(Required work)
(a) Reproduce the passage about Heathfield word for word, starting with "Heathfield is the" and going on through "Bergen Assembly, Norway.".
(b) Carry on the passage about Heathfield past its final sentence.

(Document extract)

==========

Heathfield is the author of Out of Now, a monograph on the artist Tehching Hsieh, and editor of numerous books including Live: Art and Performance and Perform, Repeat, Record. His many essays have been translated into ten languages. He co-curated the Live Culture events at Tate Modern, London (2003) and a number of other performance and durational events in European cities over the last eighteen years. He was curator of Doing Time, the Taiwan Pavilion at the 57th Venice Biennale (2017), a curatorial adviser and attaché for the 20th Biennale of Sydney (2016) and an artistic director with the collective freethought of the 2016 Bergen Assembly, Norway.

==========

(Data to examine)
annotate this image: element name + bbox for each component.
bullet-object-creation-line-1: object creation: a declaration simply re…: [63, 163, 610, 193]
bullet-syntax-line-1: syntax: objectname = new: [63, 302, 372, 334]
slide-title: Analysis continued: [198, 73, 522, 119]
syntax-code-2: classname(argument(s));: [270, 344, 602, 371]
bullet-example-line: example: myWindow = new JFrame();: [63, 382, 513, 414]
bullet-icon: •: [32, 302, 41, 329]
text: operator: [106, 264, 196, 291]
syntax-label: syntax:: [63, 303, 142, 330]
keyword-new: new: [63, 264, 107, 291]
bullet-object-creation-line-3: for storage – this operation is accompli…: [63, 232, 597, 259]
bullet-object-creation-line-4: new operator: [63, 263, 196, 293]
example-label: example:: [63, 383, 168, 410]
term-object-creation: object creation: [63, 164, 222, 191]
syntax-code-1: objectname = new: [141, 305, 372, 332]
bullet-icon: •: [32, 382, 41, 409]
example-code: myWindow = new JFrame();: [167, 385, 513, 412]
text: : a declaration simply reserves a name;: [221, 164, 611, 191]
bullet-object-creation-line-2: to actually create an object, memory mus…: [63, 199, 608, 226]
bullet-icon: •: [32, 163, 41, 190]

==========

(Answers for this exercise)
(a)
Heathfield is the author of Out of Now, a monograph on the artist Tehching Hsieh, and editor of numerous books including Live: Art and Performance and Perform, Repeat, Record. His many essays have been translated into ten languages. He co-curated the Live Culture events at Tate Modern, London (2003) and a number of other performance and durational events in European cities over the last eighteen years. He was curator of Doing Time, the Taiwan Pavilion at the 57th Venice Biennale (2017), a curatorial adviser and attaché for the 20th Biennale of Sydney (2016) and an artistic director with the collective freethought of the 2016 Bergen Assembly, Norway.

(b)
Heathfield conducted the three-year European Union funded creative research project Curating the Ephemeral (2014–16) on immaterial art and museum practices. He was co-director of Performance Matters, a four-year AHRC funded research project on the cultural value of performance (2009–13). He was President of Performance Studies international (2004–07) and is Emeritus Professor of Performance and Visual Culture at University of Roehampton, London.
Composer, producer, and performer Hahn Rowe has developed a uniquely personal sonic language, traversing a vast array of musical terrains and weaving them into ever-shifting, polymorphic soundscapes. At home in the studio as well as in the performance arena, he has worked to break down the barriers between traditional musical performance, sound art, and physical theatre.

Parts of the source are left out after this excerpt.